• [Exercise description]: Return all entries precisely as they stand, without the images.

• [Information given]:
==*==

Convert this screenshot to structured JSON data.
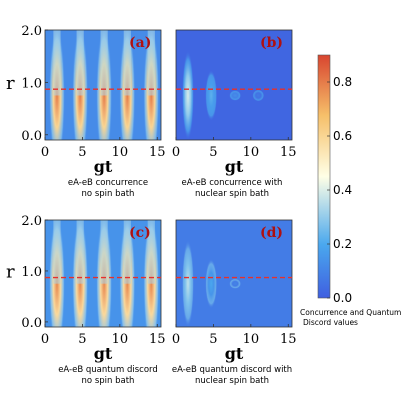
{
  "chart_data": {
    "type": "heatmap",
    "colorbar": {
      "range": [
        0.0,
        0.9
      ],
      "ticks": [
        "0.0",
        "0.2",
        "0.4",
        "0.6",
        "0.8"
      ],
      "tick_values": [
        0.0,
        0.2,
        0.4,
        0.6,
        0.8
      ],
      "label_line1": "Concurrence and Quantum",
      "label_line2": "Discord values",
      "colors": [
        "#3f5fe0",
        "#4aa8ee",
        "#ffffe6",
        "#f6c06a",
        "#d8452f"
      ]
    },
    "reference_line_color": "#e8302a",
    "panels": [
      {
        "id": "a",
        "label": "(a)",
        "label_color": "#b01010",
        "xlabel": "gt",
        "ylabel": "r",
        "xlim": [
          0,
          15.5
        ],
        "ylim": [
          -0.1,
          2.0
        ],
        "xticks": [
          "0",
          "5",
          "10",
          "15"
        ],
        "xtick_values": [
          0,
          5,
          10,
          15
        ],
        "yticks": [
          "2.0",
          "1.0",
          "0.0"
        ],
        "ytick_values": [
          2.0,
          1.0,
          0.0
        ],
        "reference_line_r": 0.87,
        "peak_gt": [
          1.6,
          4.7,
          7.9,
          11.0,
          14.2
        ],
        "peak_value": 0.8,
        "decay": 0.0,
        "background_value": 0.12,
        "caption_line1": "eA-eB concurrence",
        "caption_line2": "no spin bath"
      },
      {
        "id": "b",
        "label": "(b)",
        "label_color": "#b01010",
        "xlabel": "gt",
        "ylabel": "",
        "xlim": [
          0,
          15.5
        ],
        "ylim": [
          -0.1,
          2.0
        ],
        "xticks": [
          "0",
          "5",
          "10",
          "15"
        ],
        "xtick_values": [
          0,
          5,
          10,
          15
        ],
        "yticks": [],
        "ytick_values": [],
        "reference_line_r": 0.87,
        "peak_gt": [
          1.6,
          4.7,
          7.9,
          11.0
        ],
        "peak_value": 0.42,
        "decay": 0.18,
        "background_value": 0.02,
        "caption_line1": "eA-eB concurrence with",
        "caption_line2": "nuclear spin bath"
      },
      {
        "id": "c",
        "label": "(c)",
        "label_color": "#b01010",
        "xlabel": "gt",
        "ylabel": "r",
        "xlim": [
          0,
          15.5
        ],
        "ylim": [
          -0.1,
          2.0
        ],
        "xticks": [
          "0",
          "5",
          "10",
          "15"
        ],
        "xtick_values": [
          0,
          5,
          10,
          15
        ],
        "yticks": [
          "2.0",
          "1.0",
          "0.0"
        ],
        "ytick_values": [
          2.0,
          1.0,
          0.0
        ],
        "reference_line_r": 0.87,
        "peak_gt": [
          1.6,
          4.7,
          7.9,
          11.0,
          14.2
        ],
        "peak_value": 0.78,
        "decay": 0.0,
        "background_value": 0.14,
        "caption_line1": "eA-eB quantum discord",
        "caption_line2": "no spin bath"
      },
      {
        "id": "d",
        "label": "(d)",
        "label_color": "#b01010",
        "xlabel": "gt",
        "ylabel": "",
        "xlim": [
          0,
          15.5
        ],
        "ylim": [
          -0.1,
          2.0
        ],
        "xticks": [
          "0",
          "5",
          "10",
          "15"
        ],
        "xtick_values": [
          0,
          5,
          10,
          15
        ],
        "yticks": [],
        "ytick_values": [],
        "reference_line_r": 0.87,
        "peak_gt": [
          1.6,
          4.7,
          7.9
        ],
        "peak_value": 0.4,
        "decay": 0.2,
        "background_value": 0.08,
        "caption_line1": "eA-eB quantum discord with",
        "caption_line2": "nuclear spin bath"
      }
    ]
  }
}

==*==

• [Task solution]:
Convert this screenshot to structured JSON data.
{
  "chart_data": {
    "type": "heatmap",
    "colorbar": {
      "range": [
        0.0,
        0.9
      ],
      "ticks": [
        "0.0",
        "0.2",
        "0.4",
        "0.6",
        "0.8"
      ],
      "tick_values": [
        0.0,
        0.2,
        0.4,
        0.6,
        0.8
      ],
      "label_line1": "Concurrence and Quantum",
      "label_line2": "Discord values",
      "colors": [
        "#3f5fe0",
        "#4aa8ee",
        "#ffffe6",
        "#f6c06a",
        "#d8452f"
      ]
    },
    "reference_line_color": "#e8302a",
    "panels": [
      {
        "id": "a",
        "label": "(a)",
        "label_color": "#b01010",
        "xlabel": "gt",
        "ylabel": "r",
        "xlim": [
          0,
          15.5
        ],
        "ylim": [
          -0.1,
          2.0
        ],
        "xticks": [
          "0",
          "5",
          "10",
          "15"
        ],
        "xtick_values": [
          0,
          5,
          10,
          15
        ],
        "yticks": [
          "2.0",
          "1.0",
          "0.0"
        ],
        "ytick_values": [
          2.0,
          1.0,
          0.0
        ],
        "reference_line_r": 0.87,
        "peak_gt": [
          1.6,
          4.7,
          7.9,
          11.0,
          14.2
        ],
        "peak_value": 0.8,
        "decay": 0.0,
        "background_value": 0.12,
        "caption_line1": "eA-eB concurrence",
        "caption_line2": "no spin bath"
      },
      {
        "id": "b",
        "label": "(b)",
        "label_color": "#b01010",
        "xlabel": "gt",
        "ylabel": "",
        "xlim": [
          0,
          15.5
        ],
        "ylim": [
          -0.1,
          2.0
        ],
        "xticks": [
          "0",
          "5",
          "10",
          "15"
        ],
        "xtick_values": [
          0,
          5,
          10,
          15
        ],
        "yticks": [],
        "ytick_values": [],
        "reference_line_r": 0.87,
        "peak_gt": [
          1.6,
          4.7,
          7.9,
          11.0
        ],
        "peak_value": 0.42,
        "decay": 0.18,
        "background_value": 0.02,
        "caption_line1": "eA-eB concurrence with",
        "caption_line2": "nuclear spin bath"
      },
      {
        "id": "c",
        "label": "(c)",
        "label_color": "#b01010",
        "xlabel": "gt",
        "ylabel": "r",
        "xlim": [
          0,
          15.5
        ],
        "ylim": [
          -0.1,
          2.0
        ],
        "xticks": [
          "0",
          "5",
          "10",
          "15"
        ],
        "xtick_values": [
          0,
          5,
          10,
          15
        ],
        "yticks": [
          "2.0",
          "1.0",
          "0.0"
        ],
        "ytick_values": [
          2.0,
          1.0,
          0.0
        ],
        "reference_line_r": 0.87,
        "peak_gt": [
          1.6,
          4.7,
          7.9,
          11.0,
          14.2
        ],
        "peak_value": 0.78,
        "decay": 0.0,
        "background_value": 0.14,
        "caption_line1": "eA-eB quantum discord",
        "caption_line2": "no spin bath"
      },
      {
        "id": "d",
        "label": "(d)",
        "label_color": "#b01010",
        "xlabel": "gt",
        "ylabel": "",
        "xlim": [
          0,
          15.5
        ],
        "ylim": [
          -0.1,
          2.0
        ],
        "xticks": [
          "0",
          "5",
          "10",
          "15"
        ],
        "xtick_values": [
          0,
          5,
          10,
          15
        ],
        "yticks": [],
        "ytick_values": [],
        "reference_line_r": 0.87,
        "peak_gt": [
          1.6,
          4.7,
          7.9
        ],
        "peak_value": 0.4,
        "decay": 0.2,
        "background_value": 0.08,
        "caption_line1": "eA-eB quantum discord with",
        "caption_line2": "nuclear spin bath"
      }
    ]
  }
}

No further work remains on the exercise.